>> begin THE DATA
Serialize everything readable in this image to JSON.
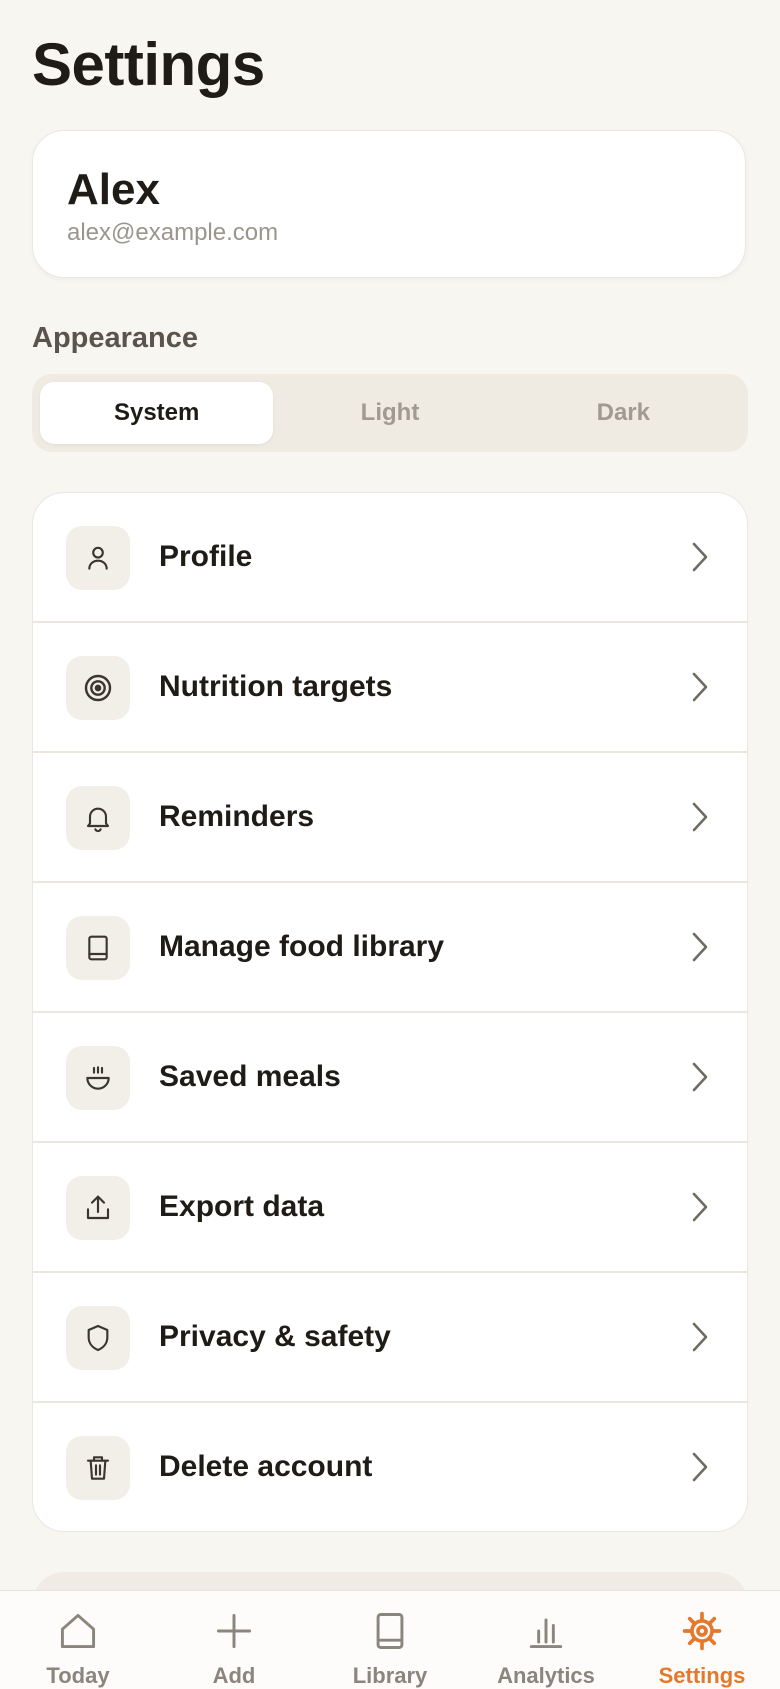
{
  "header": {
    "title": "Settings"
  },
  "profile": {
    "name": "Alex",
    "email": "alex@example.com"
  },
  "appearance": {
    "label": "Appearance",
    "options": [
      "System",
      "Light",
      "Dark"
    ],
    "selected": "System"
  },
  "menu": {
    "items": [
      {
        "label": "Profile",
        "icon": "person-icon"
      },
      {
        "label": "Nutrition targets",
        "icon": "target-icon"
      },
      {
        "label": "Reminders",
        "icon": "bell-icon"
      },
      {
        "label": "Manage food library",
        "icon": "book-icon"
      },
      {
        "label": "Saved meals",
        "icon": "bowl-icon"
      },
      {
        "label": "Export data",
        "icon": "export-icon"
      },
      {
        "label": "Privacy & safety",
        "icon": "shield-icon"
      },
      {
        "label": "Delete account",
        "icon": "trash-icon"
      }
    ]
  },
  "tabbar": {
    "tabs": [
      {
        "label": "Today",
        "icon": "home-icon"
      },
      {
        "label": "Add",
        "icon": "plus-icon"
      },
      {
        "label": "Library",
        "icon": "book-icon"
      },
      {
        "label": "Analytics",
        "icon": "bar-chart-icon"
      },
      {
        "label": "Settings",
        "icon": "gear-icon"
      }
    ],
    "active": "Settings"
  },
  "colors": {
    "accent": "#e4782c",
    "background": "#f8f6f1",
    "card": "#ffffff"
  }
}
>> end THE DATA
OBJECTIVE: Find every line that has "Settings" in it, then return those lines.

FULL SOLUTION:
    "title": "Settings"
        "label": "Settings",
    "active": "Settings"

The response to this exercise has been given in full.